What to produce
The records that follow are to be transcribed in full, without their images.

(Stored data)
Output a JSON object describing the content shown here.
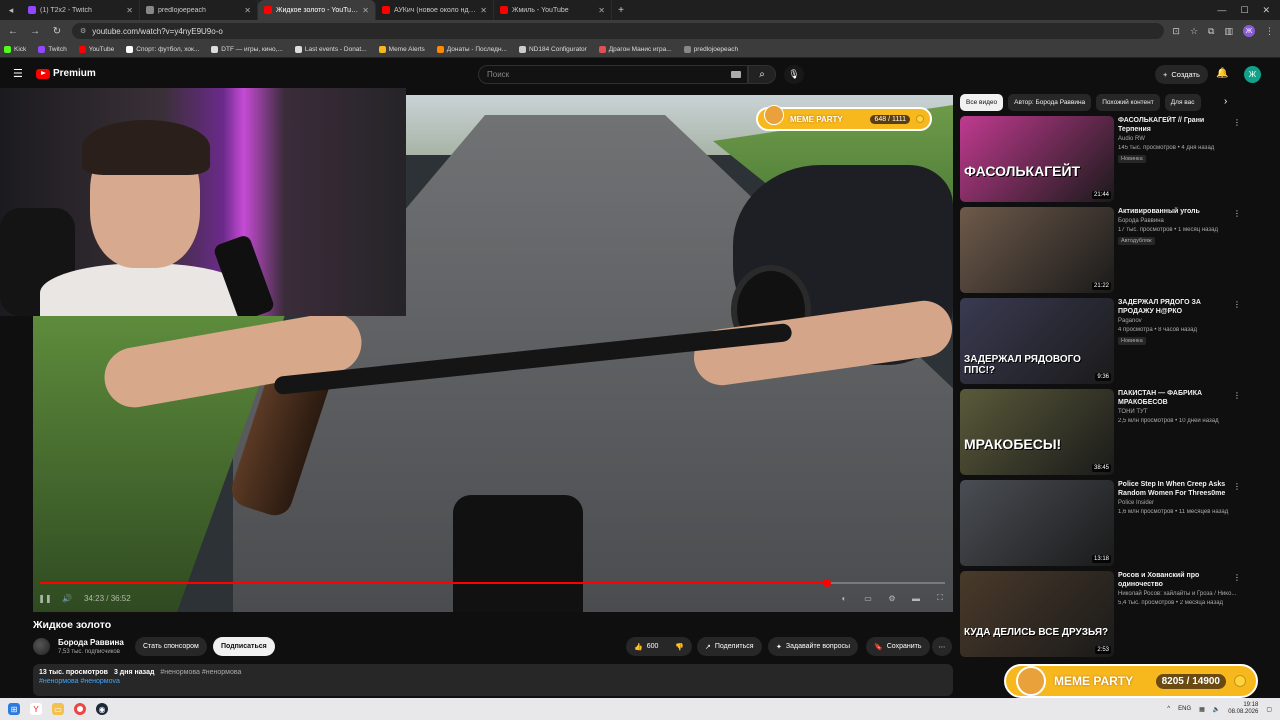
{
  "browser": {
    "tabs": [
      {
        "title": "(1) T2x2 - Twitch",
        "color": "#9146ff"
      },
      {
        "title": "predlojoepeach",
        "color": "#888888"
      },
      {
        "title": "Жидкое золото - YouTube",
        "color": "#ff0000",
        "active": true
      },
      {
        "title": "АУКич (новое около ндеальн",
        "color": "#ff0000"
      },
      {
        "title": "Жмиль - YouTube",
        "color": "#ff0000"
      }
    ],
    "new_tab": "+",
    "url": "youtube.com/watch?v=y4nyE9U9o-o",
    "bookmarks": [
      {
        "label": "Kick",
        "color": "#53fc18"
      },
      {
        "label": "Twitch",
        "color": "#9146ff"
      },
      {
        "label": "YouTube",
        "color": "#ff0000"
      },
      {
        "label": "Спорт: футбол, хок...",
        "color": "#ffffff"
      },
      {
        "label": "DTF — игры, кино,...",
        "color": "#dddddd"
      },
      {
        "label": "Last events - Donat...",
        "color": "#dddddd"
      },
      {
        "label": "Meme Alerts",
        "color": "#f7b81e"
      },
      {
        "label": "Донаты - Последн...",
        "color": "#ff8a00"
      },
      {
        "label": "ND184 Configurator",
        "color": "#cccccc"
      },
      {
        "label": "Драгон Манис игра...",
        "color": "#e05050"
      },
      {
        "label": "predlojoepeach",
        "color": "#888888"
      }
    ]
  },
  "header": {
    "logo": "Premium",
    "search_placeholder": "Поиск",
    "create_label": "Создать",
    "avatar_letter": "Ж"
  },
  "video": {
    "title": "Жидкое золото",
    "time": "34:23 / 36:52",
    "progress": 0.87,
    "meme_label": "MEME PARTY",
    "meme_count": "648 / 1111"
  },
  "channel": {
    "name": "Борода Раввина",
    "subs": "7,53 тыс. подписчиков",
    "sponsor_label": "Стать спонсором",
    "subscribe_label": "Подписаться"
  },
  "actions": {
    "likes": "600",
    "share": "Поделиться",
    "ask": "Задавайте вопросы",
    "save": "Сохранить",
    "more": "⋯"
  },
  "description": {
    "views": "13 тыс. просмотров",
    "ago": "3 дня назад",
    "tags_line1": "#ненормова #ненормова",
    "tags_line2": "#ненормова #ненормova"
  },
  "chips": [
    "Все видео",
    "Автор: Борода Раввина",
    "Похожий контент",
    "Для вас"
  ],
  "recommendations": [
    {
      "title": "ФАСОЛЬКАГЕЙТ // Грани Терпения",
      "channel": "Audio RW",
      "meta": "145 тыс. просмотров • 4 дня назад",
      "badge": "Новинка",
      "duration": "21:44",
      "thumb_text": "ФАСОЛЬКАГЕЙТ",
      "bg": "#c03a8f"
    },
    {
      "title": "Активированный уголь",
      "channel": "Борода Раввина",
      "meta": "17 тыс. просмотров • 1 месяц назад",
      "badge": "Автодубляж",
      "duration": "21:22",
      "thumb_text": "",
      "bg": "#6e5a4a"
    },
    {
      "title": "ЗАДЕРЖАЛ РЯДОГО ЗА ПРОДАЖУ Н@РКО",
      "channel": "Paganov",
      "meta": "4 просмотра • 8 часов назад",
      "badge": "Новинка",
      "duration": "9:36",
      "thumb_text": "ЗАДЕРЖАЛ РЯДОВОГО ППС!?",
      "bg": "#3a3a52"
    },
    {
      "title": "ПАКИСТАН — ФАБРИКА МРАКОБЕСОВ",
      "channel": "ТОНИ ТУТ",
      "meta": "2,5 млн просмотров • 10 дней назад",
      "badge": "",
      "duration": "38:45",
      "thumb_text": "МРАКОБЕСЫ!",
      "bg": "#5a5a3a"
    },
    {
      "title": "Police Step In When Creep Asks Random Women For Threes0me",
      "channel": "Police Insider",
      "meta": "1,6 млн просмотров • 11 месяцев назад",
      "badge": "",
      "duration": "13:18",
      "thumb_text": "",
      "bg": "#4a4e54"
    },
    {
      "title": "Росов и Хованский про одиночество",
      "channel": "Николай Росов: хайлайты и Гроза / Нико...",
      "meta": "5,4 тыс. просмотров • 2 месяца назад",
      "badge": "",
      "duration": "2:53",
      "thumb_text": "КУДА ДЕЛИСЬ ВСЕ ДРУЗЬЯ?",
      "bg": "#4a3a2a"
    }
  ],
  "meme_big": {
    "label": "MEME PARTY",
    "count": "8205 / 14900"
  },
  "taskbar": {
    "lang": "ENG",
    "time": "19:18",
    "date": "08.08.2026"
  }
}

Finished answer
Output a JSON object describing the content shown here.
{
  "browser": {
    "tabs": [
      {
        "title": "(1) T2x2 - Twitch",
        "color": "#9146ff"
      },
      {
        "title": "predlojoepeach",
        "color": "#888888"
      },
      {
        "title": "Жидкое золото - YouTube",
        "color": "#ff0000",
        "active": true
      },
      {
        "title": "АУКич (новое около ндеальн",
        "color": "#ff0000"
      },
      {
        "title": "Жмиль - YouTube",
        "color": "#ff0000"
      }
    ],
    "new_tab": "+",
    "url": "youtube.com/watch?v=y4nyE9U9o-o",
    "bookmarks": [
      {
        "label": "Kick",
        "color": "#53fc18"
      },
      {
        "label": "Twitch",
        "color": "#9146ff"
      },
      {
        "label": "YouTube",
        "color": "#ff0000"
      },
      {
        "label": "Спорт: футбол, хок...",
        "color": "#ffffff"
      },
      {
        "label": "DTF — игры, кино,...",
        "color": "#dddddd"
      },
      {
        "label": "Last events - Donat...",
        "color": "#dddddd"
      },
      {
        "label": "Meme Alerts",
        "color": "#f7b81e"
      },
      {
        "label": "Донаты - Последн...",
        "color": "#ff8a00"
      },
      {
        "label": "ND184 Configurator",
        "color": "#cccccc"
      },
      {
        "label": "Драгон Манис игра...",
        "color": "#e05050"
      },
      {
        "label": "predlojoepeach",
        "color": "#888888"
      }
    ]
  },
  "header": {
    "logo": "Premium",
    "search_placeholder": "Поиск",
    "create_label": "Создать",
    "avatar_letter": "Ж"
  },
  "video": {
    "title": "Жидкое золото",
    "time": "34:23 / 36:52",
    "progress": 0.87,
    "meme_label": "MEME PARTY",
    "meme_count": "648 / 1111"
  },
  "channel": {
    "name": "Борода Раввина",
    "subs": "7,53 тыс. подписчиков",
    "sponsor_label": "Стать спонсором",
    "subscribe_label": "Подписаться"
  },
  "actions": {
    "likes": "600",
    "share": "Поделиться",
    "ask": "Задавайте вопросы",
    "save": "Сохранить",
    "more": "⋯"
  },
  "description": {
    "views": "13 тыс. просмотров",
    "ago": "3 дня назад",
    "tags_line1": "#ненормова #ненормова",
    "tags_line2": "#ненормова #ненормova"
  },
  "chips": [
    "Все видео",
    "Автор: Борода Раввина",
    "Похожий контент",
    "Для вас"
  ],
  "recommendations": [
    {
      "title": "ФАСОЛЬКАГЕЙТ // Грани Терпения",
      "channel": "Audio RW",
      "meta": "145 тыс. просмотров • 4 дня назад",
      "badge": "Новинка",
      "duration": "21:44",
      "thumb_text": "ФАСОЛЬКАГЕЙТ",
      "bg": "#c03a8f"
    },
    {
      "title": "Активированный уголь",
      "channel": "Борода Раввина",
      "meta": "17 тыс. просмотров • 1 месяц назад",
      "badge": "Автодубляж",
      "duration": "21:22",
      "thumb_text": "",
      "bg": "#6e5a4a"
    },
    {
      "title": "ЗАДЕРЖАЛ РЯДОГО ЗА ПРОДАЖУ Н@РКО",
      "channel": "Paganov",
      "meta": "4 просмотра • 8 часов назад",
      "badge": "Новинка",
      "duration": "9:36",
      "thumb_text": "ЗАДЕРЖАЛ РЯДОВОГО ППС!?",
      "bg": "#3a3a52"
    },
    {
      "title": "ПАКИСТАН — ФАБРИКА МРАКОБЕСОВ",
      "channel": "ТОНИ ТУТ",
      "meta": "2,5 млн просмотров • 10 дней назад",
      "badge": "",
      "duration": "38:45",
      "thumb_text": "МРАКОБЕСЫ!",
      "bg": "#5a5a3a"
    },
    {
      "title": "Police Step In When Creep Asks Random Women For Threes0me",
      "channel": "Police Insider",
      "meta": "1,6 млн просмотров • 11 месяцев назад",
      "badge": "",
      "duration": "13:18",
      "thumb_text": "",
      "bg": "#4a4e54"
    },
    {
      "title": "Росов и Хованский про одиночество",
      "channel": "Николай Росов: хайлайты и Гроза / Нико...",
      "meta": "5,4 тыс. просмотров • 2 месяца назад",
      "badge": "",
      "duration": "2:53",
      "thumb_text": "КУДА ДЕЛИСЬ ВСЕ ДРУЗЬЯ?",
      "bg": "#4a3a2a"
    }
  ],
  "meme_big": {
    "label": "MEME PARTY",
    "count": "8205 / 14900"
  },
  "taskbar": {
    "lang": "ENG",
    "time": "19:18",
    "date": "08.08.2026"
  }
}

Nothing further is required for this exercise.